■ DATA EXCERPTS:

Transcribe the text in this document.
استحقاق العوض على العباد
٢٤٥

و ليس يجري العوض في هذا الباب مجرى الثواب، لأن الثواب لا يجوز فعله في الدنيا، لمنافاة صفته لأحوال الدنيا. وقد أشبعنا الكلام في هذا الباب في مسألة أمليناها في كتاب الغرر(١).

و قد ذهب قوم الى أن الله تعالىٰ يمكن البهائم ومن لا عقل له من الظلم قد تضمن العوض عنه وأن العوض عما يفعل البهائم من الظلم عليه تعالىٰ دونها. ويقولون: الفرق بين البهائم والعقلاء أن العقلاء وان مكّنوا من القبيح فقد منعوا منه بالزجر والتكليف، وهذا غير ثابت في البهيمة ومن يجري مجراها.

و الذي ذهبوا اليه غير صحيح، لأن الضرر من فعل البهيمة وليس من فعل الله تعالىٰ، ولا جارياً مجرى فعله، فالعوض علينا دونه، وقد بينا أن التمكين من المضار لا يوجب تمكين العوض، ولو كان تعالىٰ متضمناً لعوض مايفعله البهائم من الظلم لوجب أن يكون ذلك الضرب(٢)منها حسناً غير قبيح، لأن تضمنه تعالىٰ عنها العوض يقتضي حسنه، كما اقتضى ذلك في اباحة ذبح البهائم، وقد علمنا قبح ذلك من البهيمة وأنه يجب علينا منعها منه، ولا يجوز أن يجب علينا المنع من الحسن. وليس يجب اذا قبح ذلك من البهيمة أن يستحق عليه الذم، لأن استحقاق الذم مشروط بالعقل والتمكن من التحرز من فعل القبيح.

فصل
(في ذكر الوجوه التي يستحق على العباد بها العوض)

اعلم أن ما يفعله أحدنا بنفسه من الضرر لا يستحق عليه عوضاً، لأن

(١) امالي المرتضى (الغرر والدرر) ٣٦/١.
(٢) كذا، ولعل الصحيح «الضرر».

■ PROMPT:
Output every entry shown above, exactly.

■ THE REPLY:
Transcribe the text in this document.
استحقاق العوض على العباد
٢٤٥

و ليس يجري العوض في هذا الباب مجرى الثواب، لأن الثواب لا يجوز فعله في الدنيا، لمنافاة صفته لأحوال الدنيا. وقد أشبعنا الكلام في هذا الباب في مسألة أمليناها في كتاب الغرر(١).

و قد ذهب قوم الى أن الله تعالىٰ يمكن البهائم ومن لا عقل له من الظلم قد تضمن العوض عنه وأن العوض عما يفعل البهائم من الظلم عليه تعالىٰ دونها. ويقولون: الفرق بين البهائم والعقلاء أن العقلاء وان مكّنوا من القبيح فقد منعوا منه بالزجر والتكليف، وهذا غير ثابت في البهيمة ومن يجري مجراها.

و الذي ذهبوا اليه غير صحيح، لأن الضرر من فعل البهيمة وليس من فعل الله تعالىٰ، ولا جارياً مجرى فعله، فالعوض علينا دونه، وقد بينا أن التمكين من المضار لا يوجب تمكين العوض، ولو كان تعالىٰ متضمناً لعوض مايفعله البهائم من الظلم لوجب أن يكون ذلك الضرب(٢)منها حسناً غير قبيح، لأن تضمنه تعالىٰ عنها العوض يقتضي حسنه، كما اقتضى ذلك في اباحة ذبح البهائم، وقد علمنا قبح ذلك من البهيمة وأنه يجب علينا منعها منه، ولا يجوز أن يجب علينا المنع من الحسن. وليس يجب اذا قبح ذلك من البهيمة أن يستحق عليه الذم، لأن استحقاق الذم مشروط بالعقل والتمكن من التحرز من فعل القبيح.

فصل
(في ذكر الوجوه التي يستحق على العباد بها العوض)

اعلم أن ما يفعله أحدنا بنفسه من الضرر لا يستحق عليه عوضاً، لأن

(١) امالي المرتضى (الغرر والدرر) ٣٦/١.
(٢) كذا، ولعل الصحيح «الضرر».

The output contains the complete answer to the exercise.